Source records
((

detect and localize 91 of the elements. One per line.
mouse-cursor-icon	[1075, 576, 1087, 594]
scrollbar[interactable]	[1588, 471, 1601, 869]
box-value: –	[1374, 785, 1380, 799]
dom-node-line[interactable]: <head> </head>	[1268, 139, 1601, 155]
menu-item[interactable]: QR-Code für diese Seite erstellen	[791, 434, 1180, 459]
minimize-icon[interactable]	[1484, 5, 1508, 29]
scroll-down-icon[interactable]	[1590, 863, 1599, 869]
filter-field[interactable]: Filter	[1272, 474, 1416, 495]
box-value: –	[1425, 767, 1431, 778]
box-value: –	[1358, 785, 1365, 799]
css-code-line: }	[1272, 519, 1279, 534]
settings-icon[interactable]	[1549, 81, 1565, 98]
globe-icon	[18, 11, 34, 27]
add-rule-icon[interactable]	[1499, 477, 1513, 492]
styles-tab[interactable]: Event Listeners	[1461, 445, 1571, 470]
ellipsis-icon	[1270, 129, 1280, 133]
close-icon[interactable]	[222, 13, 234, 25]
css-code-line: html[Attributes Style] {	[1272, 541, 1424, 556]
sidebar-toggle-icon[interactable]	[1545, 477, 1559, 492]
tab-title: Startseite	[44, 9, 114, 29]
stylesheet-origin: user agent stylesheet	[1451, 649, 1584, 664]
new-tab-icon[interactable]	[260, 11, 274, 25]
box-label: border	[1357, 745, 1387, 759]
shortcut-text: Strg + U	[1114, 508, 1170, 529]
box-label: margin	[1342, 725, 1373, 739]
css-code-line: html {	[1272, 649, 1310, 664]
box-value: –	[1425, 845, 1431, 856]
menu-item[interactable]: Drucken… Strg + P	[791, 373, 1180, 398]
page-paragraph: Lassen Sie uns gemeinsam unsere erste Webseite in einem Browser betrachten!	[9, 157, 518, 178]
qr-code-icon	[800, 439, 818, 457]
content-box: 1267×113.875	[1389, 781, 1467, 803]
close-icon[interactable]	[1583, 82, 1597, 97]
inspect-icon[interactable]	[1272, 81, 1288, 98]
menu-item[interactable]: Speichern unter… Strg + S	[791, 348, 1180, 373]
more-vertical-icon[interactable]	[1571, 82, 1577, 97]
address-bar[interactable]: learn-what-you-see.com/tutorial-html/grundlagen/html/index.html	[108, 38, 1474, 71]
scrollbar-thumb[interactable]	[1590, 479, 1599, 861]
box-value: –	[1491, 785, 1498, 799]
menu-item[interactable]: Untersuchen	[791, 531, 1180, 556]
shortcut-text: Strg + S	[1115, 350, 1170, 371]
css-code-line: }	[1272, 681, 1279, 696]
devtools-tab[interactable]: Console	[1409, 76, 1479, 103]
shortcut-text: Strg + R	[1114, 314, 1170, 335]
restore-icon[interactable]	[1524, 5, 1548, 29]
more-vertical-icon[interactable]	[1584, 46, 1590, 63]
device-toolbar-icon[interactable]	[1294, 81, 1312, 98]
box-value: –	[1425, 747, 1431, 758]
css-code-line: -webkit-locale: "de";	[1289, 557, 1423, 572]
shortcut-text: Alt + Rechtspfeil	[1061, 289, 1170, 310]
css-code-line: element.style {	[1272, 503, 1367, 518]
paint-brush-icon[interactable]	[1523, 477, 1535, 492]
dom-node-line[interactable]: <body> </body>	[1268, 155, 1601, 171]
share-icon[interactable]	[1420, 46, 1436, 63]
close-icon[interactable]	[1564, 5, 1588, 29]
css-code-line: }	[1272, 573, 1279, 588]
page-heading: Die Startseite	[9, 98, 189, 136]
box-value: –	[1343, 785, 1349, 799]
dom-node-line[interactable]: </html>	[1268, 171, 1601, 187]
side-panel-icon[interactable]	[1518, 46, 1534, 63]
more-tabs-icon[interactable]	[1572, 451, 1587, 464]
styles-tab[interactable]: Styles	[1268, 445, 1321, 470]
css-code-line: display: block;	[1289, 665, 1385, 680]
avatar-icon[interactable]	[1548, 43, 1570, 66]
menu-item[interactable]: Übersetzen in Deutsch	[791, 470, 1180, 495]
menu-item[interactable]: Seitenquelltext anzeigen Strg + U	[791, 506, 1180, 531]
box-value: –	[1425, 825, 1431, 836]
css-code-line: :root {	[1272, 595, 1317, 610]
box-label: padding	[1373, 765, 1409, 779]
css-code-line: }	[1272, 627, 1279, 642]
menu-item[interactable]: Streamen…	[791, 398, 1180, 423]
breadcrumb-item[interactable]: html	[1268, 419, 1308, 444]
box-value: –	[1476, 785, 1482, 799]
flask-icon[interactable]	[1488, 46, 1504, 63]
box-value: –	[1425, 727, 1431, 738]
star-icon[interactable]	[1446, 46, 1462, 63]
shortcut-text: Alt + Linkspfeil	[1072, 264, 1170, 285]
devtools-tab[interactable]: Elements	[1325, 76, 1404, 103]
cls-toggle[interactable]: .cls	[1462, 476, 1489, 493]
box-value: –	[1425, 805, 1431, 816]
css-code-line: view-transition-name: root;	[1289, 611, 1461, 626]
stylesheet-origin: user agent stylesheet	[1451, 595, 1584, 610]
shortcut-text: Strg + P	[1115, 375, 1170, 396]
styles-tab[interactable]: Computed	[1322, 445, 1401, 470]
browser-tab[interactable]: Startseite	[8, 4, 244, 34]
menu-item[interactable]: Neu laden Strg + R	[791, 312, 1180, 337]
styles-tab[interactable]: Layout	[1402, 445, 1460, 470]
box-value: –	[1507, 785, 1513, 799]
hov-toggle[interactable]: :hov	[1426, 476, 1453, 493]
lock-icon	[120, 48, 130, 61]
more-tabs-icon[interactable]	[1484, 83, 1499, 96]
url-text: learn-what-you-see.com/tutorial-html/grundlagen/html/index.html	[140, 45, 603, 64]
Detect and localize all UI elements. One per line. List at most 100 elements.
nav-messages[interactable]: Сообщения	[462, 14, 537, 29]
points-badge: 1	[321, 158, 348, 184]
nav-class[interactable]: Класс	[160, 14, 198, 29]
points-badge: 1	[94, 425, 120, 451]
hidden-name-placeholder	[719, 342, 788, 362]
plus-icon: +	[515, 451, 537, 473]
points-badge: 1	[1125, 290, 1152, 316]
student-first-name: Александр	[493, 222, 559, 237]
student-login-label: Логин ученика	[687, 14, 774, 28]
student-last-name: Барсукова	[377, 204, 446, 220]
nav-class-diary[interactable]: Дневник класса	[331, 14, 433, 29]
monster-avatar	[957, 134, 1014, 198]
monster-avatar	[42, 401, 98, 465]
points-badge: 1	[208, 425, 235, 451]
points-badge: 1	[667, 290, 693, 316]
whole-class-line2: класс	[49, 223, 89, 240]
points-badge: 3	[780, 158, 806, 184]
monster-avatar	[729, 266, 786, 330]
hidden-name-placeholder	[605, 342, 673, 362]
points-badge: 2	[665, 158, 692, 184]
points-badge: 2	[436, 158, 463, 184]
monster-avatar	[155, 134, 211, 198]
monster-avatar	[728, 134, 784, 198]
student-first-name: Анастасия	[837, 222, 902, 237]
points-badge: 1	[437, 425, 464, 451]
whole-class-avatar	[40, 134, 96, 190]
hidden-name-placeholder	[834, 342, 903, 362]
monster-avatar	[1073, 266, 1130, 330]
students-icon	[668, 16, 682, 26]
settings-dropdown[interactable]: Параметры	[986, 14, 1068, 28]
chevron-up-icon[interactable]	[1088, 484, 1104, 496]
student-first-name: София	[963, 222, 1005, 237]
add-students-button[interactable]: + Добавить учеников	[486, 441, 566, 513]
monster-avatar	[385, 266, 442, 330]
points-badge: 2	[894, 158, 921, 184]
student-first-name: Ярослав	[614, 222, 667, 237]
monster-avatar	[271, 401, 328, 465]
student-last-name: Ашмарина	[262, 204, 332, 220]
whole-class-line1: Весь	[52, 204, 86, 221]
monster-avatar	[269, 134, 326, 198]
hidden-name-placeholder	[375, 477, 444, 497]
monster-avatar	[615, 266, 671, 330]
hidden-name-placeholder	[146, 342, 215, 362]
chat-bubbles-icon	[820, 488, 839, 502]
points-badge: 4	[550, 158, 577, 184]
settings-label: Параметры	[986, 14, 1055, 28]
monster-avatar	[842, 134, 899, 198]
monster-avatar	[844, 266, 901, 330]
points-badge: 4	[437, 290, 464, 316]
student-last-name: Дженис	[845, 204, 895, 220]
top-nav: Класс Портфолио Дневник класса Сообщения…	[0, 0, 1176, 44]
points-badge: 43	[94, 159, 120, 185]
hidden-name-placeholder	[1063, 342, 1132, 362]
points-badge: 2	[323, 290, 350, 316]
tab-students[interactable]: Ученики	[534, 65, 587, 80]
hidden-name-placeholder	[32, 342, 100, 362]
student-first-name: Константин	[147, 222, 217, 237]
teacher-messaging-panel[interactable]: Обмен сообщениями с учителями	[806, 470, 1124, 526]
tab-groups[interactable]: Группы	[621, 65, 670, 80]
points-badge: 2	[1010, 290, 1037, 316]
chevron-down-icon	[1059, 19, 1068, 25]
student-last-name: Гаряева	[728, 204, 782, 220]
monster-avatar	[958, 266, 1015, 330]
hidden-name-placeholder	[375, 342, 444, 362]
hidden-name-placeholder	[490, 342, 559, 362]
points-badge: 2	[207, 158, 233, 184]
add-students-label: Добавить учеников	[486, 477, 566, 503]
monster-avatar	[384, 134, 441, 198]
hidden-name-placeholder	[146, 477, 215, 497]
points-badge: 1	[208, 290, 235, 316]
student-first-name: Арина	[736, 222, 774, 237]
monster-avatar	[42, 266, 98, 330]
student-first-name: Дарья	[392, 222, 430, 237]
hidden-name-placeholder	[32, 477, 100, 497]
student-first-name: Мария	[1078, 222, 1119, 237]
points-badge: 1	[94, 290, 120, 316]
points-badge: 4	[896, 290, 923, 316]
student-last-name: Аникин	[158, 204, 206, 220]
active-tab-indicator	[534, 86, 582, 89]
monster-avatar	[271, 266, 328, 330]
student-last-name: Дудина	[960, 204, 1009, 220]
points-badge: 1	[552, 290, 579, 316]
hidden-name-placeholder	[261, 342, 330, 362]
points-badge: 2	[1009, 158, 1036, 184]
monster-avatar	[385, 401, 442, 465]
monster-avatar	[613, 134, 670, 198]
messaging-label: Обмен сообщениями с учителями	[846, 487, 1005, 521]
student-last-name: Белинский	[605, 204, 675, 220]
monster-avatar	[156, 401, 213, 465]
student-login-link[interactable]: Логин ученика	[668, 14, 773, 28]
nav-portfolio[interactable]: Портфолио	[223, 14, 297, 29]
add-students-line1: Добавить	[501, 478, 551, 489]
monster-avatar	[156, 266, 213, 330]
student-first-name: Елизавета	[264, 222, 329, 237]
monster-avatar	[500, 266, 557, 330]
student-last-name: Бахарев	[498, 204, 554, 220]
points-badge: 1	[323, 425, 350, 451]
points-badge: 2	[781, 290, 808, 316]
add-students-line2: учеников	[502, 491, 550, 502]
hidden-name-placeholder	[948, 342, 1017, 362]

))

■ **What the task asks**:
Please put the lines from the start of the records up to and including the line containing "767, 1431, 778]" into a numbered list, leaving out any blank lines.

■ **Response to this exercise**:
1. detect and localize 91 of the elements. One per line.
2. mouse-cursor-icon	[1075, 576, 1087, 594]
3. scrollbar[interactable]	[1588, 471, 1601, 869]
4. box-value: –	[1374, 785, 1380, 799]
5. dom-node-line[interactable]: <head> </head>	[1268, 139, 1601, 155]
6. menu-item[interactable]: QR-Code für diese Seite erstellen	[791, 434, 1180, 459]
7. minimize-icon[interactable]	[1484, 5, 1508, 29]
8. scroll-down-icon[interactable]	[1590, 863, 1599, 869]
9. filter-field[interactable]: Filter	[1272, 474, 1416, 495]
10. box-value: –	[1425, 767, 1431, 778]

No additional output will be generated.